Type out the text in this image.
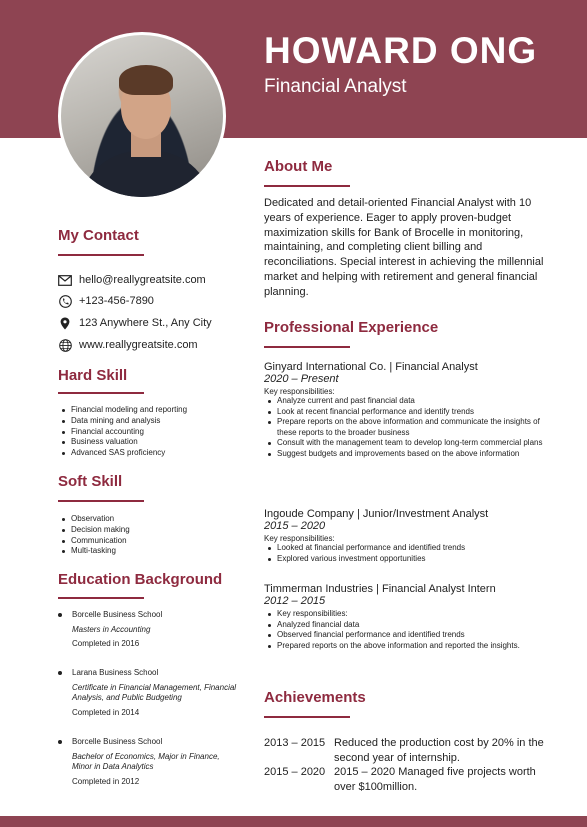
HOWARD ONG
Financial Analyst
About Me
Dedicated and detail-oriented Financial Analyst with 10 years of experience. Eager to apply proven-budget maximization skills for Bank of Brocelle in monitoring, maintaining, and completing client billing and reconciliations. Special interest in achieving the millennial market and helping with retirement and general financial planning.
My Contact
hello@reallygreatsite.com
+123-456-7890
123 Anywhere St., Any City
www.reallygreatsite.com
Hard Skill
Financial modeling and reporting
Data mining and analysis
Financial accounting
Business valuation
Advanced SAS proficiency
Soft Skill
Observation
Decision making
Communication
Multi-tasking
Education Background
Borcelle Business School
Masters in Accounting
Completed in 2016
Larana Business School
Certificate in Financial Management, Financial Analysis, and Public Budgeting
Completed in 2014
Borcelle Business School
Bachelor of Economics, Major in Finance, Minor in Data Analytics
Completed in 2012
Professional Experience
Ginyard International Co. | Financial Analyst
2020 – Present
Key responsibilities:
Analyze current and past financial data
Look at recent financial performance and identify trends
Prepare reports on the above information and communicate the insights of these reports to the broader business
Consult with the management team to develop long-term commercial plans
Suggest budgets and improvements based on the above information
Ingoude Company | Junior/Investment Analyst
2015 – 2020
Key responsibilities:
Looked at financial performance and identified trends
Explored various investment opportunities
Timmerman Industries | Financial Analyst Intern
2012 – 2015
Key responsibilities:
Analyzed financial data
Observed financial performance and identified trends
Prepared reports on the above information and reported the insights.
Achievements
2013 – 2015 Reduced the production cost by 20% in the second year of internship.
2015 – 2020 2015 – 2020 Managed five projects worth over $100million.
⁂
• [Instruction] Select from the material above each line in which the string "insights" appears, and list those lines.

• [Solved exercise]
Prepare reports on the above information and communicate the insights of these reports to the broader business
Prepared reports on the above information and reported the insights.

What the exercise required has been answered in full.